> **PROBLEM STATEMENT**
Continue the article about Muslim scholars faulting the Vatican over theological dialogue with Islam, starting right after its last sentence.

The charges came from Seyyed Hossein Nasr, a noted Iranian Muslim scholar at George Washington University, and John Esposito, director of the Prince Alwaleed Bin Talal Center for Muslim-Christian Understanding at Georgetown University. Both men spoke at a Washington press conference yesterday to present a letter from 138 Muslim clerics and scholars to Pope Benedict XVI and other Christian leaders.
Hossein charged that the Vatican has rebuffed attempts to engage Muslims in theological conversation, instead concentrating on the diplomatic level.
“Muslims thought of choosing a small team of 4-5 people, leading Islamic thinkers, to be able to have a dialogue on the deepest theological issues with the Vatican, including the pope himself,” in the wake of controversies over Regensburg, Hossein said. “At least, that’s the condition I put down. Nothing came of that, there was no response from the Vatican.”
Esposito said he too was aware of a high-level attempt to open a new channel of dialogue with the Vatican by Muslim leaders after Regensburg that was rebuffed.
“Most of the response that has come from the Vatican, after the Islamic protest and all of these things, has been diplomatic, not theological,” Hossein said. “The very first meeting in the Vatican [after Regensburg] was with Muslim ambassadors. These are people appointed as ambassadors, many of whom know nothing at all about Islamic issues. What is being evaded all the time are those underlying differences in belief that then cause the political and social differences to manifest themselves on the surface. We have to be honest enough to tackle that, and not to hide it in the closet.”
Esposito agreed, arguing that despite some helpful words and gestures from Benedict XVI during his trip to Turkey, there have been no new efforts at dialogue with Islam.
“Under John Paul, you had both a dialogue of life as well as a theological dialogue,” Esposito said. “The Pontifical Council for Interreligious Dialogue under Archbishop [Michael] Fitzgerald and also his predecessor, Cardinal [Francis] Arinze, was alive. That hasn’t been seen.”
“When you look at Regensburg, what you see is a diplomatic response,” Esposito said. “For that, you could have the Secretary of State or the Minister of Foreign Affairs respond. You do not see a theological response. Some people are beginning to wonder, is the position of the Vatican going to be that one deals with the Muslim world in terms of diplomacy, but does not deal with Islam and with Muslims in terms of theological dialogue?”
“I think that you do have a strong school of thought in the Vatican which does not seem to believe that there can be a theological dialogue with Islam. It’s based on what I regard as an old theological position. In those days, the whole approach was that because Islam says that the Prophet is the final prophet and has the final revelation, therefore there can’t be any theological dialogue. It seems to me we’ve moved beyond that, at least we ought to move beyond that. But this is one of the questions that has arisen, and it has not been answered during this papacy.”

> **PROVIDED MATERIAL**
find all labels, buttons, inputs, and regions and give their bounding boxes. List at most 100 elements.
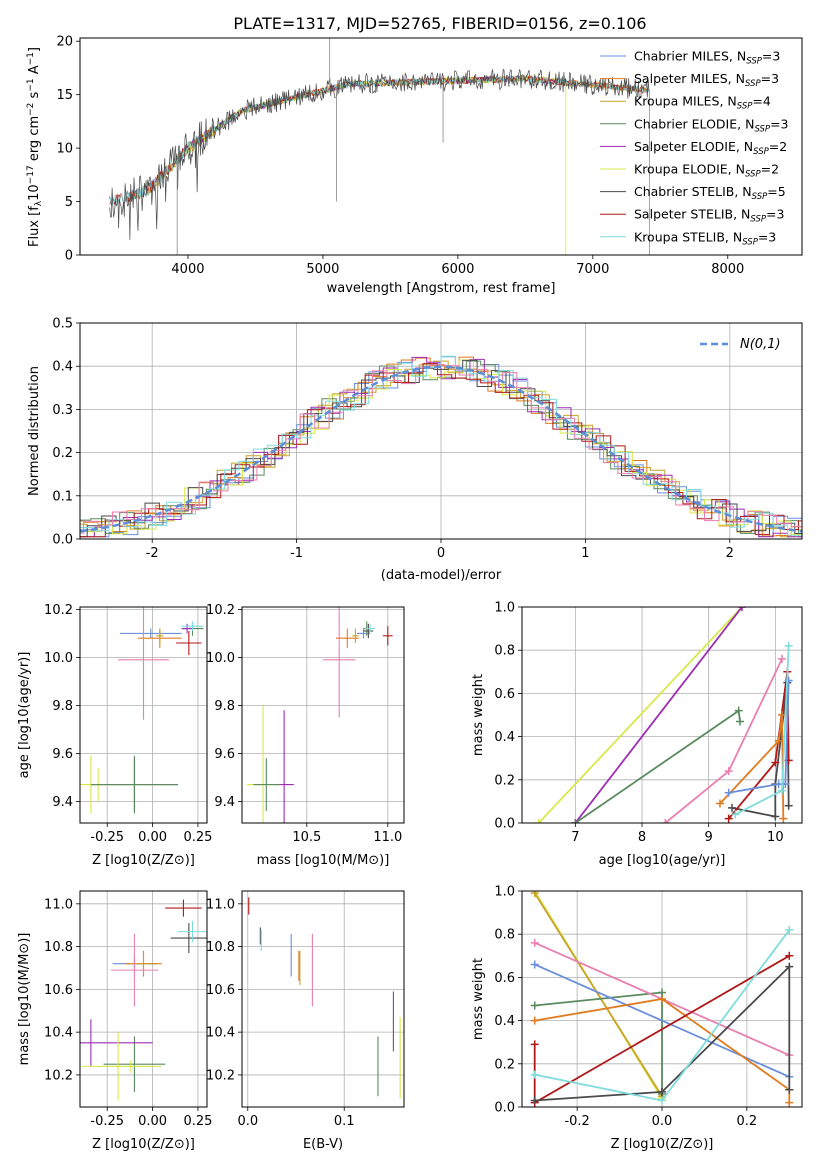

> **RESPONSE TO THIS EXERCISE**
Esposito said that given the hurt caused by Benedict’s Regensburg address, “the ball is in the Vatican’s court” in terms of new efforts at dialogue.
“It would be terrific if the Pontifical Council for Interreligious Dialogue, or the pope himself, were to bring together a group of these religious leaders to come to the Vatican for a meeting,” he said.
Esposito also proposed that Christian leaders use the message from 138 Muslim scholars to develop a companion statement of their own on Islam.
“Think about what it would say if you had a group of cardinals, patriarchs, the head of the Methodist church, the Evangelicals, coming together and themselves issuing a statement with regard to Islam,” Esposito said. “Think about the way in which people in the Muslim world would look at that statement, and the impact it would have. It’s a challenge now to Christians in terms of how they respond.”
Hossein, a longtime expert in Christian/Muslim relations, argued that things have actually deteriorated in recent years.
“Forty years ago, I led a Muslim delegation of scholars to the Vatican. At that time, Paul VI was the pope. It was five-day, very intense theological discussion involving Cardinal [Sergio] Pignedoli and a number of leading Vatican experts on Islam. Yet four decades later, we have the Regensburg address. What that means is that somehow we still have to get the heart of the religion engaged. It’s very disappointing.”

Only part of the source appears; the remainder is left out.